> _What to do_
Using the material below, work out how many lines contain the word "getInt". Reply with the number and nothing more.
###
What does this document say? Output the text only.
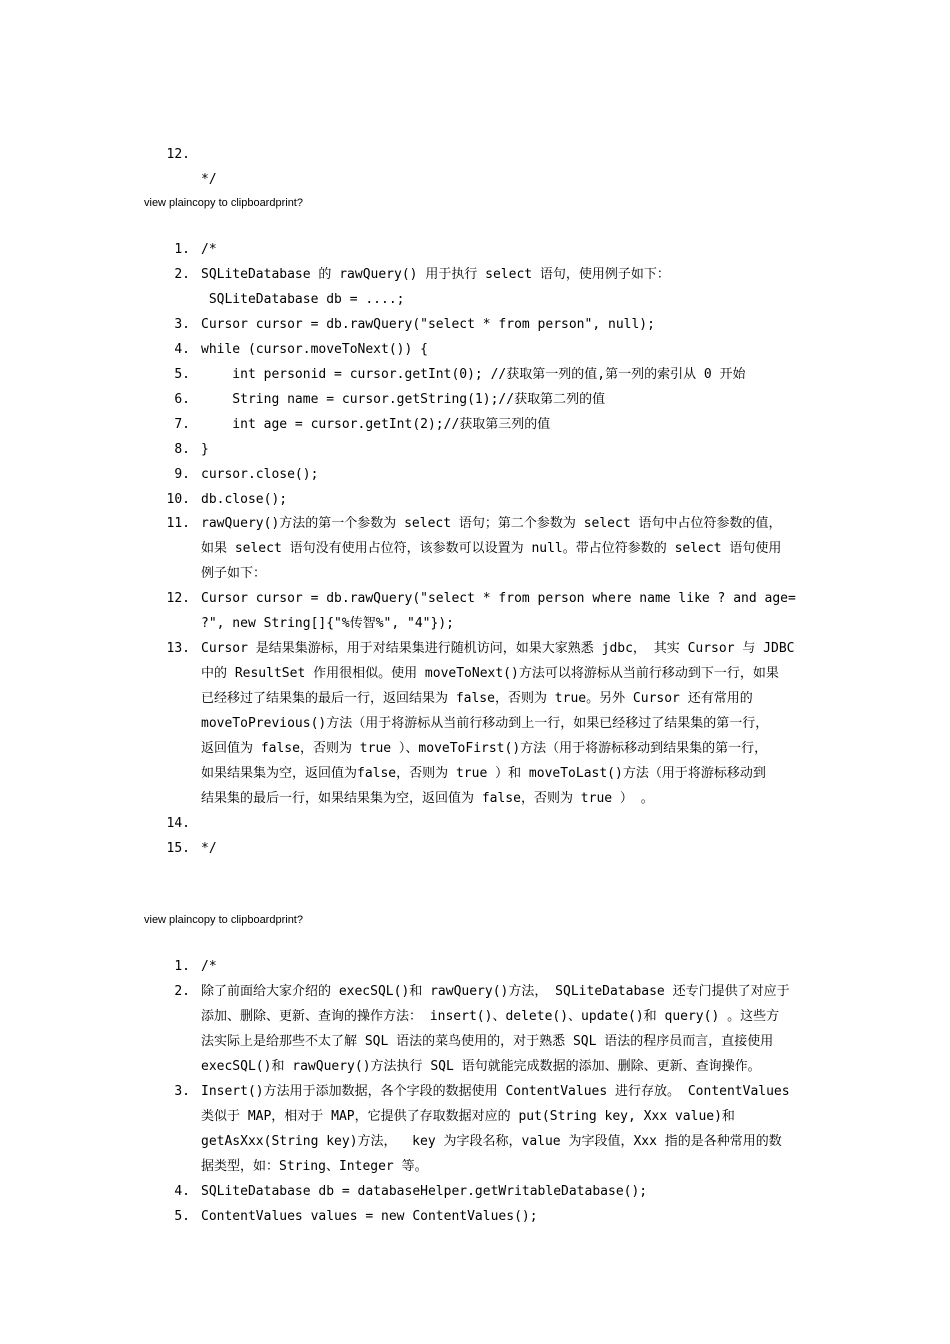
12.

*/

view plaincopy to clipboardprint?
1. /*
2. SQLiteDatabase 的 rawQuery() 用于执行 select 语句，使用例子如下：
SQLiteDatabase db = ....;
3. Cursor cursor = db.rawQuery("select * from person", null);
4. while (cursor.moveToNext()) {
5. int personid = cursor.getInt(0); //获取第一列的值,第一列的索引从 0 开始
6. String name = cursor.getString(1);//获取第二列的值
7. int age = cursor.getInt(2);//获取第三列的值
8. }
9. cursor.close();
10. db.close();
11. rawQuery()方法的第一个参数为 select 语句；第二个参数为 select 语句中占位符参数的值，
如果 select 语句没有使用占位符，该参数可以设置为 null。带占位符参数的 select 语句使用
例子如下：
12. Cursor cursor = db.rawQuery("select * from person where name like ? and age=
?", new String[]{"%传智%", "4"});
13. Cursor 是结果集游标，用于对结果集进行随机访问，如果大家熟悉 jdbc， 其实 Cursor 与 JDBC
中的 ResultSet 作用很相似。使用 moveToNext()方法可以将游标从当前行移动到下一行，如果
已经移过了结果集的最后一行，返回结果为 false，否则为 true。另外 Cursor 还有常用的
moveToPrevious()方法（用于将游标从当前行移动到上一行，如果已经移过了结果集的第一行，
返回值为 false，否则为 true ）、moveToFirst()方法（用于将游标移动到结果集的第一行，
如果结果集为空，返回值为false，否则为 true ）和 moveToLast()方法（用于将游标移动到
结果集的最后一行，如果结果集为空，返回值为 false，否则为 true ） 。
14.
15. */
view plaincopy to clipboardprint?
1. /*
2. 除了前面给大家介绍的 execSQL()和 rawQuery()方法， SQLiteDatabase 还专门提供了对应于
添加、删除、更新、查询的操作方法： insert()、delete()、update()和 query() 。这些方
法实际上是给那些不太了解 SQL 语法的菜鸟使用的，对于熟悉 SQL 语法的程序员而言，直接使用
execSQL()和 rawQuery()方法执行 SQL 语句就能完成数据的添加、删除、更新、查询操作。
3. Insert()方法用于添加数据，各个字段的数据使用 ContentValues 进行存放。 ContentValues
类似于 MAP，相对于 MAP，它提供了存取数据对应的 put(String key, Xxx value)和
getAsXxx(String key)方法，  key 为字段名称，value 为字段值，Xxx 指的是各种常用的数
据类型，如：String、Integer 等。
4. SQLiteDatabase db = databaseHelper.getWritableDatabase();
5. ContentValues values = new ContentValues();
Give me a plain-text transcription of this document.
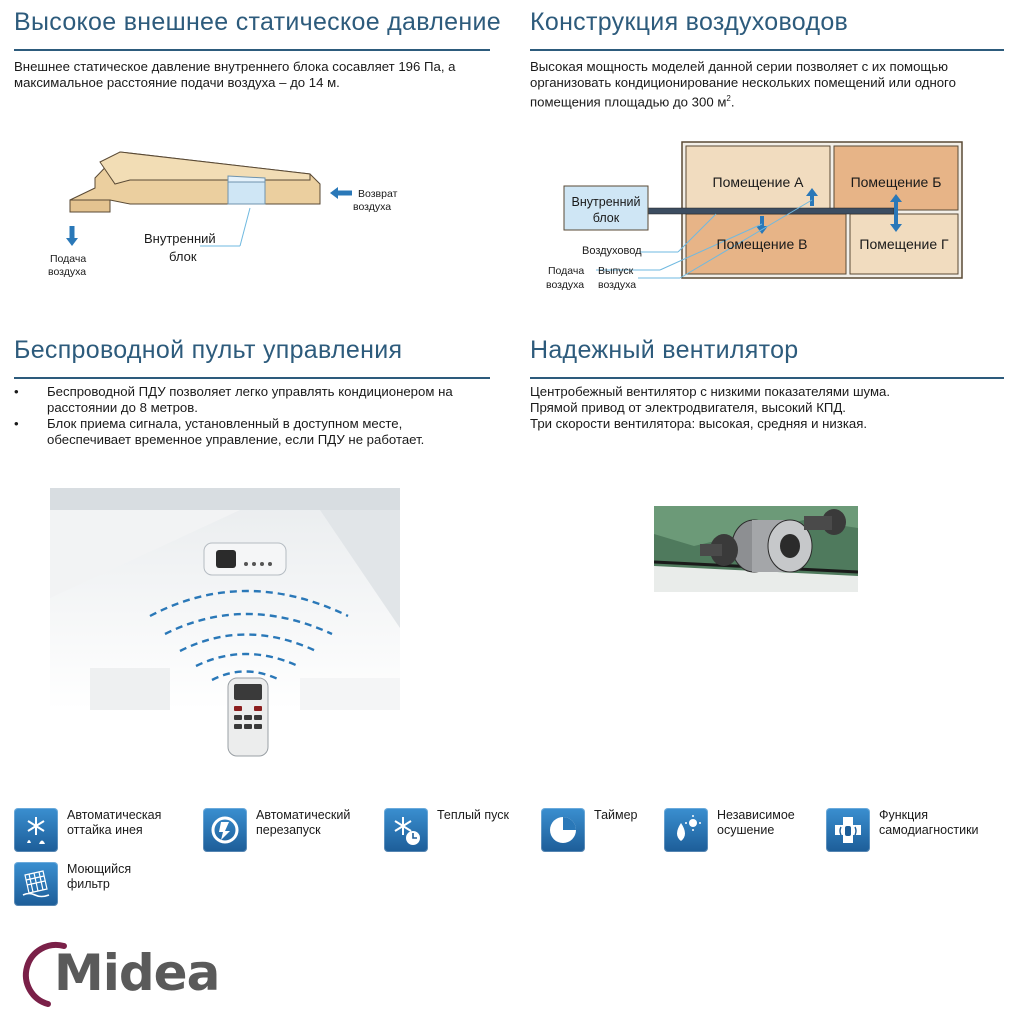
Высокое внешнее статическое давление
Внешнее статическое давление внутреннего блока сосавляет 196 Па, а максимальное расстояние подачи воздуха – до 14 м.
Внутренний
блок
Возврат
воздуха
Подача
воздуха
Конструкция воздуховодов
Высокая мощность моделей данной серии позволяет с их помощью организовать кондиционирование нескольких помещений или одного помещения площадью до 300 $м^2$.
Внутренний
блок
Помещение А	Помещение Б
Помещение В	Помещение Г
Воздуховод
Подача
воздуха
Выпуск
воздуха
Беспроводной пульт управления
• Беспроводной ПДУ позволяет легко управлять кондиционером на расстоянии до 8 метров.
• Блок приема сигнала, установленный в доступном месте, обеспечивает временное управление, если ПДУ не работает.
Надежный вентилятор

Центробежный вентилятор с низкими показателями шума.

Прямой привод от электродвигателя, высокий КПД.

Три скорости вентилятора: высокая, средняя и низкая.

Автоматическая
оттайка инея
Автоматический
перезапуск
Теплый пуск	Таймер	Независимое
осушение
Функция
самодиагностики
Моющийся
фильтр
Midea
###
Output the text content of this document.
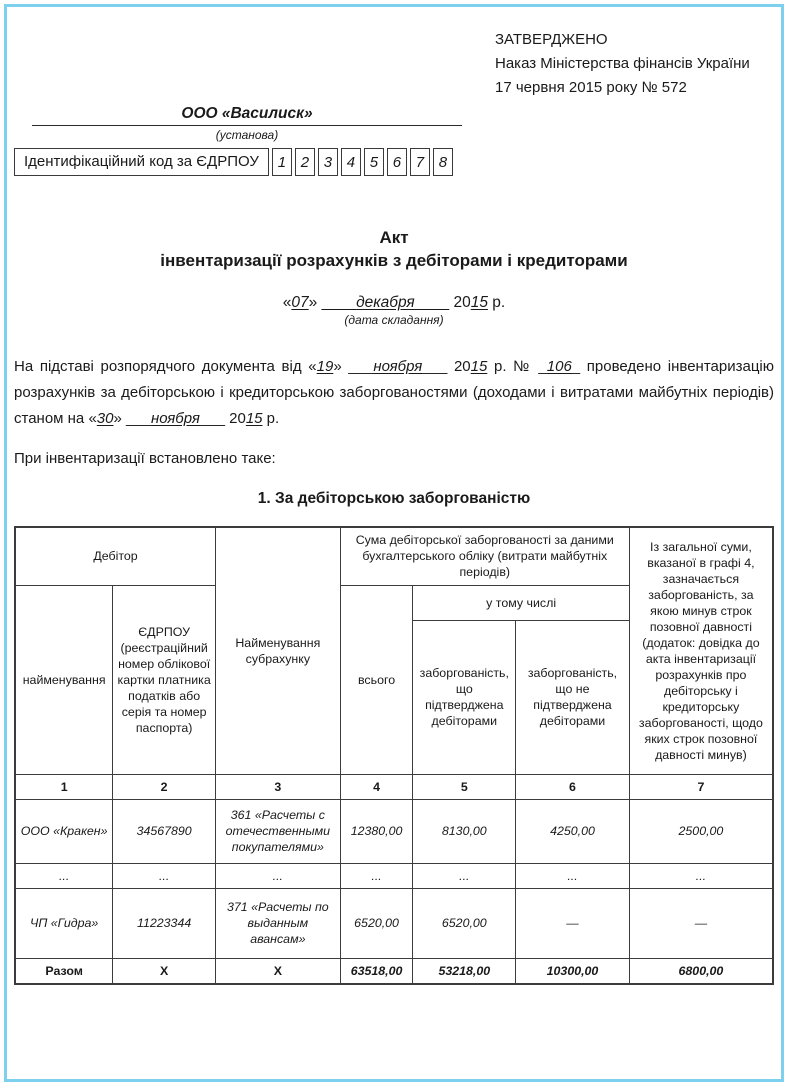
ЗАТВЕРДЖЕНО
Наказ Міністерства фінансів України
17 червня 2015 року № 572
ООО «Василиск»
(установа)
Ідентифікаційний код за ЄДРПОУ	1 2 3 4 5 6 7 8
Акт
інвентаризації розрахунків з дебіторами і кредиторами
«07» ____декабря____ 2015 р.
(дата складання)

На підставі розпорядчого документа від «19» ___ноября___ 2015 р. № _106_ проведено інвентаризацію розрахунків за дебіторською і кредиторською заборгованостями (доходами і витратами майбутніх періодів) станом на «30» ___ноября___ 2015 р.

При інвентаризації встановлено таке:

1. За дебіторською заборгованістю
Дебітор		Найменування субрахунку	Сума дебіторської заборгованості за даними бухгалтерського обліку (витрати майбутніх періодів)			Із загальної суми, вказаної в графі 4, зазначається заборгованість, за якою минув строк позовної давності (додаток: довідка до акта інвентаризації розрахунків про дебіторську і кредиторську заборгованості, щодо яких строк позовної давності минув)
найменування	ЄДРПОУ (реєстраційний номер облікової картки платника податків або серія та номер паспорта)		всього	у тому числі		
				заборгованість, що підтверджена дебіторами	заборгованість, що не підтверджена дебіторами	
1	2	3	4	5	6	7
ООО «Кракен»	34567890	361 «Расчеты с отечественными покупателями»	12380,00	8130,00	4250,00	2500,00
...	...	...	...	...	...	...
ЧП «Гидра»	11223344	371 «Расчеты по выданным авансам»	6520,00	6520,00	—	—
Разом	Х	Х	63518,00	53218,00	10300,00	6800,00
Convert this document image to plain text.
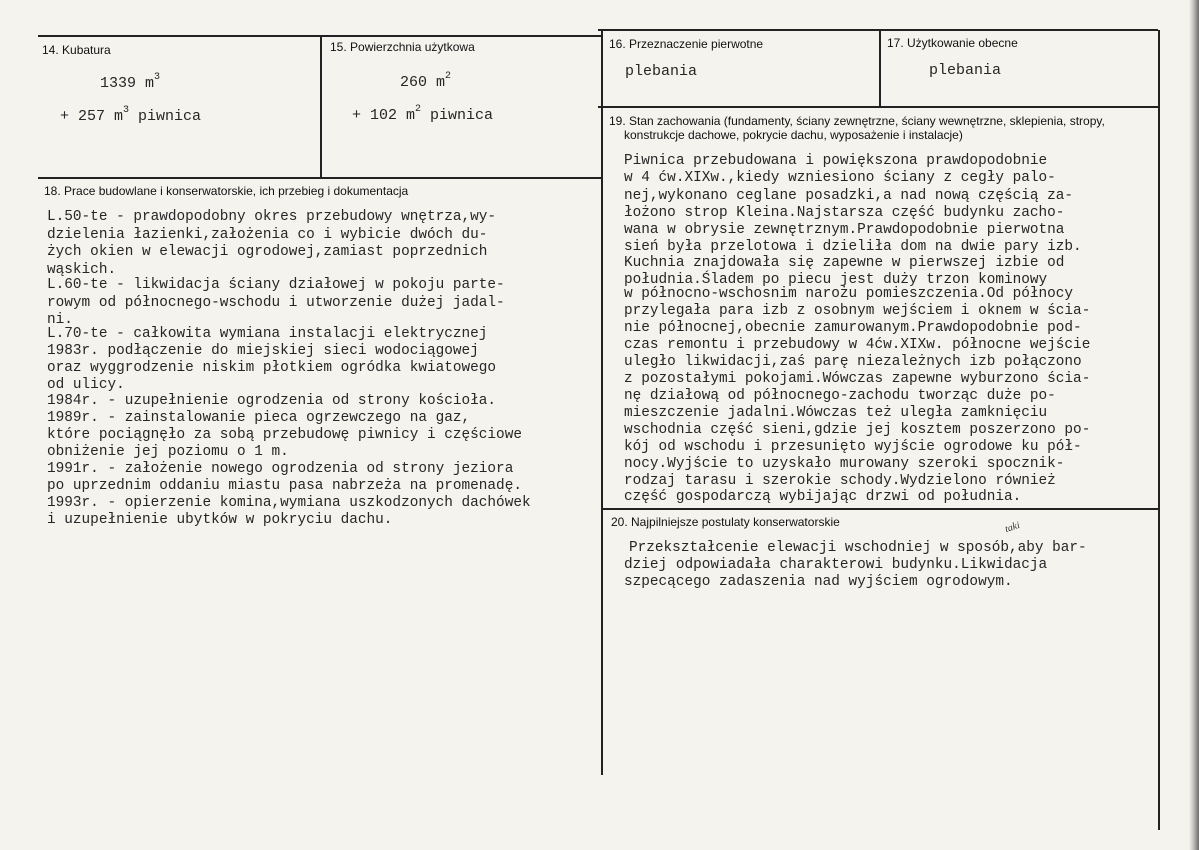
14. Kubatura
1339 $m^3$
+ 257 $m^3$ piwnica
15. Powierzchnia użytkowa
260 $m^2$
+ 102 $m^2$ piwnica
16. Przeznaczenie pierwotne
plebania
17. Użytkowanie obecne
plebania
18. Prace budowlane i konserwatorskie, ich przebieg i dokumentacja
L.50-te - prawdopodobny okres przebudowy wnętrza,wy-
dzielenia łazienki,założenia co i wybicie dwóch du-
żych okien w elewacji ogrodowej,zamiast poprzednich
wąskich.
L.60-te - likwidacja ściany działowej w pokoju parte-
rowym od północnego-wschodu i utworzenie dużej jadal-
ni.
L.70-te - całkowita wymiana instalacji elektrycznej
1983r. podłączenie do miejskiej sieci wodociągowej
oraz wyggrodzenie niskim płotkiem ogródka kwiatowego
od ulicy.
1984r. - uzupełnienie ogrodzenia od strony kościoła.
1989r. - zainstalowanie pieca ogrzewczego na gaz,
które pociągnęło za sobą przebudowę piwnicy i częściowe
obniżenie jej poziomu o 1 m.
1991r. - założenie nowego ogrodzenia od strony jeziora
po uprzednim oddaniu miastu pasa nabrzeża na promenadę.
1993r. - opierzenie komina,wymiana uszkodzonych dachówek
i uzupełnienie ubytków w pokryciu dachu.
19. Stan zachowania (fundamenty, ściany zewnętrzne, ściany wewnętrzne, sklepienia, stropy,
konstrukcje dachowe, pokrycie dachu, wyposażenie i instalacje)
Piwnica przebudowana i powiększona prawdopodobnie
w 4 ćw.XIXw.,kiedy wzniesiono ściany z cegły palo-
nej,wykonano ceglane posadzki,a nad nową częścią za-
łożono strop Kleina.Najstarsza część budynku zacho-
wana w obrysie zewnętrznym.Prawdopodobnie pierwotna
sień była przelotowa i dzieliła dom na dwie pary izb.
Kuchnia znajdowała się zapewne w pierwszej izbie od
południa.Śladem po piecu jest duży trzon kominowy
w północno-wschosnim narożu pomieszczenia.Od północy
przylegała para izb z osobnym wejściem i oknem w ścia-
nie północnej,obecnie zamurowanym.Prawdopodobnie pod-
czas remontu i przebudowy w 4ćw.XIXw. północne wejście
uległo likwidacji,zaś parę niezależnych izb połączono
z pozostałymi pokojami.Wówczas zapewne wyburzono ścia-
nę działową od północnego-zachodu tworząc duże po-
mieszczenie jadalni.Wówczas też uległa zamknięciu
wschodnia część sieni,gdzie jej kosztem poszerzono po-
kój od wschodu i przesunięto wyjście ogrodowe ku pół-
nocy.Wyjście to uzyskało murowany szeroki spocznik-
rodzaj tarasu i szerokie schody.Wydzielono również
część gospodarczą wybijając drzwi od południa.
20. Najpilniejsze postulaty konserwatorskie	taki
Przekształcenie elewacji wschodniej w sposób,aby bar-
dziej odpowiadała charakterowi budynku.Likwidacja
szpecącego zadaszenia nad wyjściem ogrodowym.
###
> _Output_
2